## SHORT TASK
Provide only the number of lines in the records below that include "thickness".

☆ ☆ ☆

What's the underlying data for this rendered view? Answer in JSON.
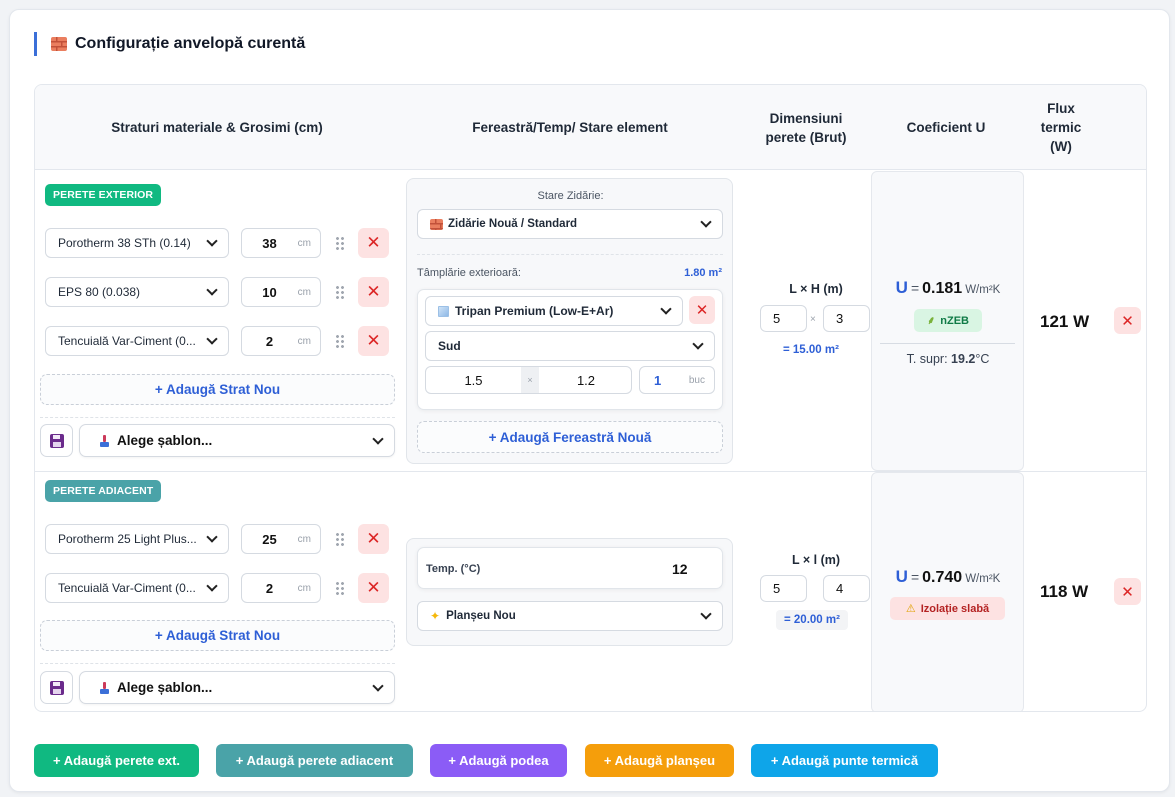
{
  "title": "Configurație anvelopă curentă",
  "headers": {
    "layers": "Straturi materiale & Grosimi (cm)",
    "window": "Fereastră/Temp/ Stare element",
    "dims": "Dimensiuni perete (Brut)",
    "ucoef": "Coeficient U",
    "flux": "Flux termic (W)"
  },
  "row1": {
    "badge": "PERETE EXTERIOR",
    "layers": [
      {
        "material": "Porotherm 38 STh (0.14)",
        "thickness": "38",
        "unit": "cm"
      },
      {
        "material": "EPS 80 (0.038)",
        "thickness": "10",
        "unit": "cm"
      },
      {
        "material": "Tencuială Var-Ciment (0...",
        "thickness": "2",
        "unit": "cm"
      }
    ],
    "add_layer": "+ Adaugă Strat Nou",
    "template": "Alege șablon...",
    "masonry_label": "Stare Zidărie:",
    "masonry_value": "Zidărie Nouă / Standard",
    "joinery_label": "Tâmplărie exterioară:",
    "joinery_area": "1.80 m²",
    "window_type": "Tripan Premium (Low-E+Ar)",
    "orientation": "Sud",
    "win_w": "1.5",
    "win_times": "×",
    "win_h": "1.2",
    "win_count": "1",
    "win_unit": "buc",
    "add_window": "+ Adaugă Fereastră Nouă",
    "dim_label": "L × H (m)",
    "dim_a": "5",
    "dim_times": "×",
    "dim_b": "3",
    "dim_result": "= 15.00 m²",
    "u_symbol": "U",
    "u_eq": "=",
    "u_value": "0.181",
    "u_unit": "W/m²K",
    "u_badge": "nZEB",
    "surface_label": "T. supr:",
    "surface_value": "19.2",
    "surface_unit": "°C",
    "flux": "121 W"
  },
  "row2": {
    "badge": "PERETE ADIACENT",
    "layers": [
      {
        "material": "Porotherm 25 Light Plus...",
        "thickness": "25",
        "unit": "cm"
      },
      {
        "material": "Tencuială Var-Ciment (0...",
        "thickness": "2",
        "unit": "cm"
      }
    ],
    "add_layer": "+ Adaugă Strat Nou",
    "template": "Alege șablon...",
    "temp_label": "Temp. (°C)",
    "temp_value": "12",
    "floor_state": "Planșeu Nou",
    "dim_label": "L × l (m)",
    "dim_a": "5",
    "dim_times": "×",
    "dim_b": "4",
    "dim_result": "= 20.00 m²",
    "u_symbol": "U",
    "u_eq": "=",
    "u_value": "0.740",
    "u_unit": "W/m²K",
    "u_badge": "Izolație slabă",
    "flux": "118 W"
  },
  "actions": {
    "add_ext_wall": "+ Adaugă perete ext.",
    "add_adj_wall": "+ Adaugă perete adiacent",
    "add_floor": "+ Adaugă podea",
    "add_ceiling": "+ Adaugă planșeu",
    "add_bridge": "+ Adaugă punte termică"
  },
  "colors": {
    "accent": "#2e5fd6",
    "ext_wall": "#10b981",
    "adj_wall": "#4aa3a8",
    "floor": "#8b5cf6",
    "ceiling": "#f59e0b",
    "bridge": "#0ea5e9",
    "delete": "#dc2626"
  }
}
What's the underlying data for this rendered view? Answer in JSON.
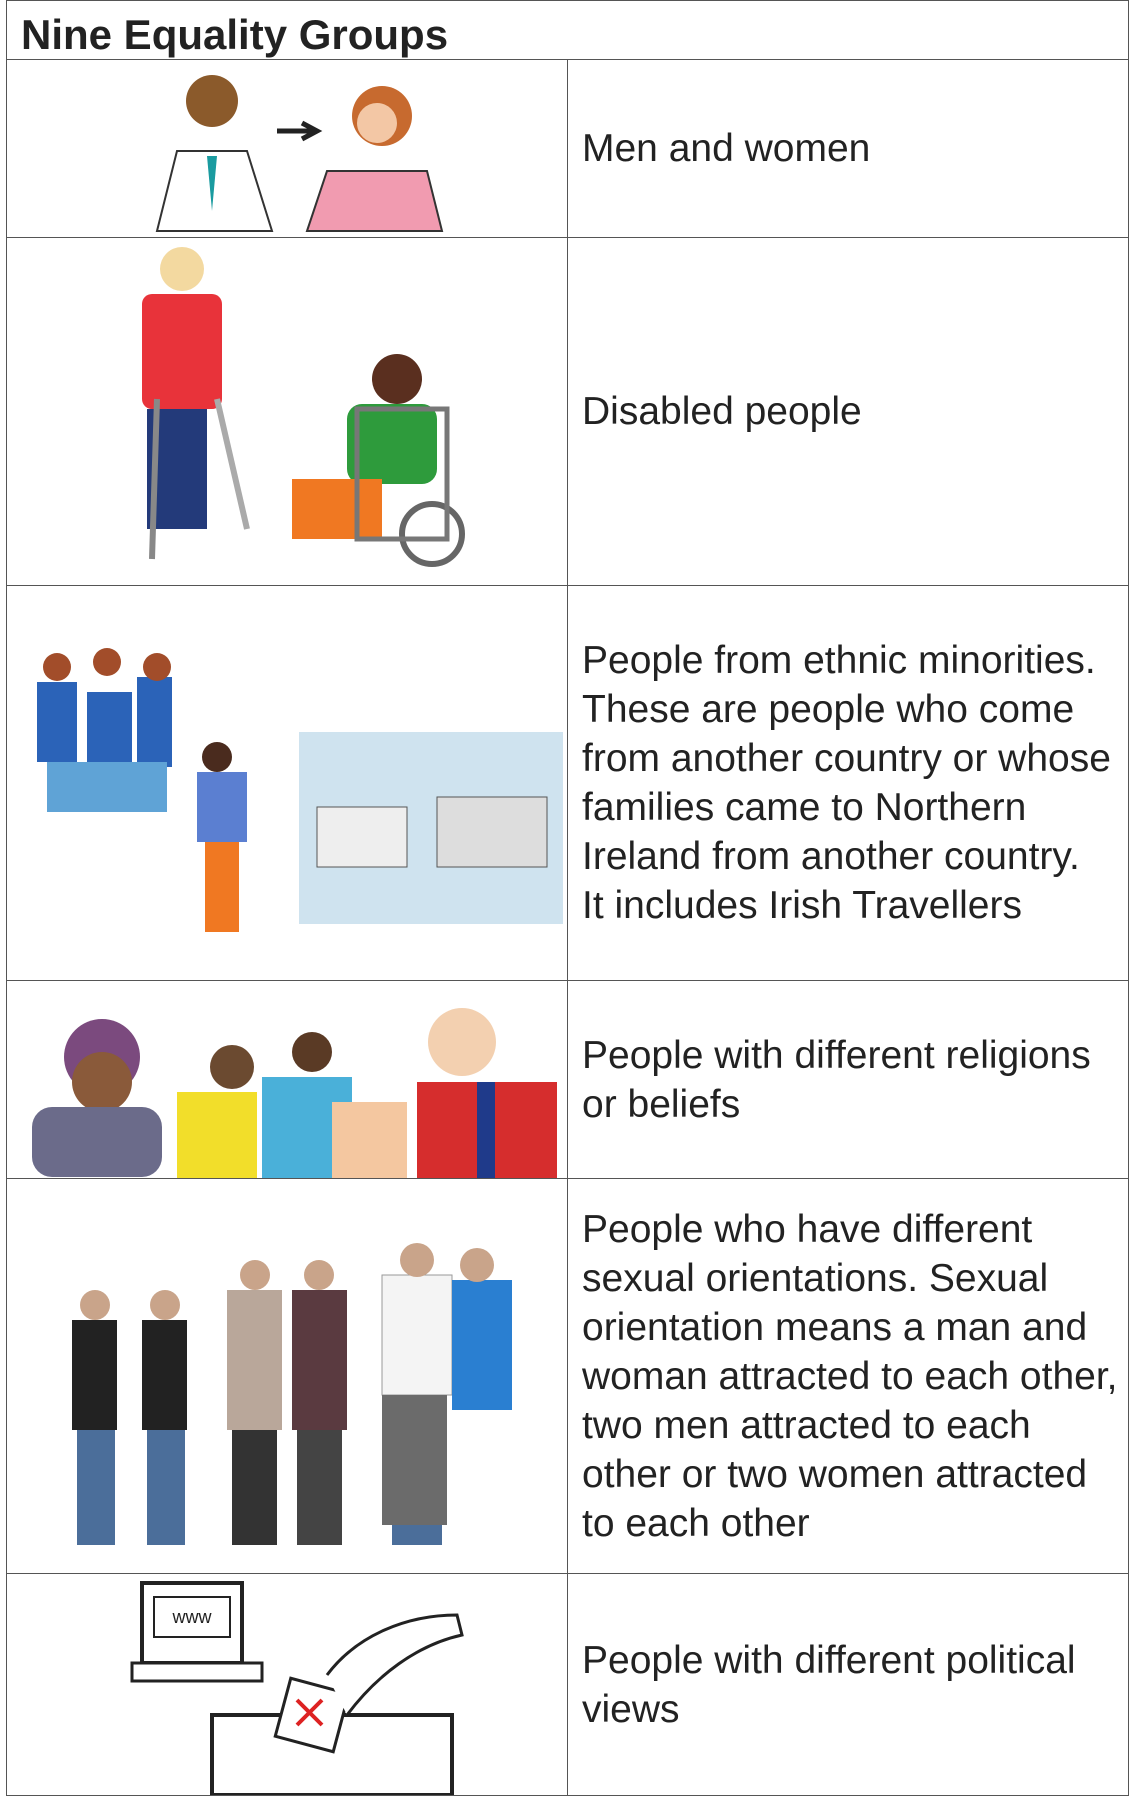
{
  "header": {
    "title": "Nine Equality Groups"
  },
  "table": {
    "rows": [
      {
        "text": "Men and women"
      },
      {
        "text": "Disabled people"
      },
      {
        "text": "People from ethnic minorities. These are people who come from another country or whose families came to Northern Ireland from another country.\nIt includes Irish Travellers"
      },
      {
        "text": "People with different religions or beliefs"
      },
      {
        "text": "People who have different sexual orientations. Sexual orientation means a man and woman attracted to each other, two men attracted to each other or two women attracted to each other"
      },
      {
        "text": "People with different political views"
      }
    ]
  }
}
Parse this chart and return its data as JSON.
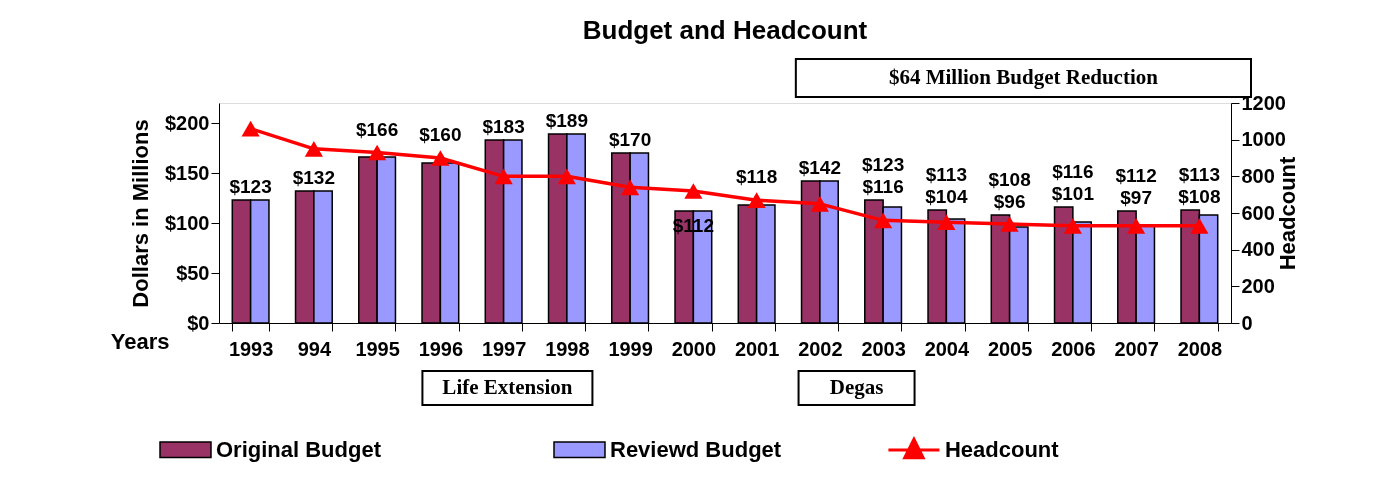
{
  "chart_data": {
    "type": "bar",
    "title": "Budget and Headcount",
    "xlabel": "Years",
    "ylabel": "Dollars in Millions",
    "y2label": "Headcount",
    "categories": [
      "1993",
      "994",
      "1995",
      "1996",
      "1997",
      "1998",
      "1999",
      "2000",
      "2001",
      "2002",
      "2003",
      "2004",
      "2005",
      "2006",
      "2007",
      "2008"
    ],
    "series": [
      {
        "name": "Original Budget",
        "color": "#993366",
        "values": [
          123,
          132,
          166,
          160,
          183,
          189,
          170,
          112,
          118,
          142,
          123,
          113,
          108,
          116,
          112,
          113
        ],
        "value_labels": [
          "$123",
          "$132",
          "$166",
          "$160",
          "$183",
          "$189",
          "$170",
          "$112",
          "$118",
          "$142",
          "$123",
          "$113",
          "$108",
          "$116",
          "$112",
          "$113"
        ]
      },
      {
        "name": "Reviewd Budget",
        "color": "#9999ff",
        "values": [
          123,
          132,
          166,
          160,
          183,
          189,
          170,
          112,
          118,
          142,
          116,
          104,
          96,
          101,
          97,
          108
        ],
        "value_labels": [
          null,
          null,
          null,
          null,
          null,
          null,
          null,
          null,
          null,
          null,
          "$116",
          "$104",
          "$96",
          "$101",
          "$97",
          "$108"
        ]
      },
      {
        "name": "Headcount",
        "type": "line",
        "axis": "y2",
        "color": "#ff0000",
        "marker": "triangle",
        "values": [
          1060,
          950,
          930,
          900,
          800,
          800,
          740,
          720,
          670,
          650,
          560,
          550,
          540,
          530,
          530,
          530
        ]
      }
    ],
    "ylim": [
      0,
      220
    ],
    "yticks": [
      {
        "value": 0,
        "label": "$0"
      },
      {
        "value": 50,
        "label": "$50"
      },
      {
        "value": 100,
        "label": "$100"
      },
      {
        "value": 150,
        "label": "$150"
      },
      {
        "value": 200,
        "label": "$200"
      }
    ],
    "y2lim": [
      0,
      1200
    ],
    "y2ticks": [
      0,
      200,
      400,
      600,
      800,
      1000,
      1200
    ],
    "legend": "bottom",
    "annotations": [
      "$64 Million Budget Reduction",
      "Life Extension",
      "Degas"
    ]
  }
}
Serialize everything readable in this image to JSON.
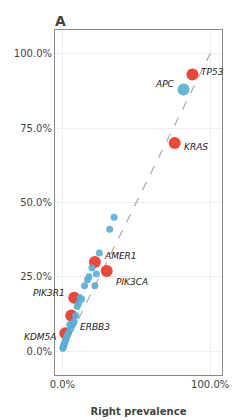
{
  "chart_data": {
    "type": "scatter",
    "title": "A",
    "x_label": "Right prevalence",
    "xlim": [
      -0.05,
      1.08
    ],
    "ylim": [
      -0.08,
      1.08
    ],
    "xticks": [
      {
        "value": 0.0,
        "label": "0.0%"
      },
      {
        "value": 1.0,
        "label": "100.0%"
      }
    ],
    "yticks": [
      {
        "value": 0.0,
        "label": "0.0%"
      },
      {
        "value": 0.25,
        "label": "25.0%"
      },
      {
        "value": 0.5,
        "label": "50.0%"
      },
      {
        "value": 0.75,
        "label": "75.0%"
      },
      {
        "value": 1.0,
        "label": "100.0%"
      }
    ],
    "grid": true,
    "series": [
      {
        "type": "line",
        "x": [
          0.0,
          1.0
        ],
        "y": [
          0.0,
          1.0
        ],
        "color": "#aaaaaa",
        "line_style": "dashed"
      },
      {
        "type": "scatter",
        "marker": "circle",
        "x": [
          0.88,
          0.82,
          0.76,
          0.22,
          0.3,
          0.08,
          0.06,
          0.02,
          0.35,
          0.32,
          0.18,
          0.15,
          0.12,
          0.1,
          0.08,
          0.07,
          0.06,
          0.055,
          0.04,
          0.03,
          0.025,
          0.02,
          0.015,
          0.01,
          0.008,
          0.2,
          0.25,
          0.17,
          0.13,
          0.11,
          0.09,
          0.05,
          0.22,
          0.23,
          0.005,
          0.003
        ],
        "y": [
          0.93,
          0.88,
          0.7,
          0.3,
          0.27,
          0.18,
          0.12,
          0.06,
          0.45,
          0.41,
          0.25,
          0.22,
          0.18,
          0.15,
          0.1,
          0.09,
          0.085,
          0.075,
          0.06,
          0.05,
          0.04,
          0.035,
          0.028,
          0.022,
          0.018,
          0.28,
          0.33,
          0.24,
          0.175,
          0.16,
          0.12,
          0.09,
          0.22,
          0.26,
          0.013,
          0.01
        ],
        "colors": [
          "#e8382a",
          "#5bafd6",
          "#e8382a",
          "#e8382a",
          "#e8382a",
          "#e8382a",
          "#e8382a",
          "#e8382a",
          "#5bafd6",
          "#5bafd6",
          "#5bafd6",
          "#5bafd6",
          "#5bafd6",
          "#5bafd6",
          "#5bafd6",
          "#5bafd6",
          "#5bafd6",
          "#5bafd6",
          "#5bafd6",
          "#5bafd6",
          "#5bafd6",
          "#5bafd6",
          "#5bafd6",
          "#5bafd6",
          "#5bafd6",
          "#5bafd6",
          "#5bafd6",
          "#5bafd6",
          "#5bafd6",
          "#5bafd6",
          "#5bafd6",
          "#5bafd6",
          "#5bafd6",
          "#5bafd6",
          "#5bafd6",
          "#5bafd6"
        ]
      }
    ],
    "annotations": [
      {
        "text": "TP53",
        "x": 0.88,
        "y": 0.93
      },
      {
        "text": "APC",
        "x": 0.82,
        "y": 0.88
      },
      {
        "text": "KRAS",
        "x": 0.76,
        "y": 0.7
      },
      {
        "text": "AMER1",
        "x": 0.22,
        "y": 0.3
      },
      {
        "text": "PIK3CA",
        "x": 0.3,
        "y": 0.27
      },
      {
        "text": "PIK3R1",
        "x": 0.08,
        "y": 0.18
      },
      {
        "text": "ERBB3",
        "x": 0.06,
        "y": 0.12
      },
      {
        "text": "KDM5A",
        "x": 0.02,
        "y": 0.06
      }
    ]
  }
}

☆ ☆ ☆

## ANSWER TO THIS TASK
5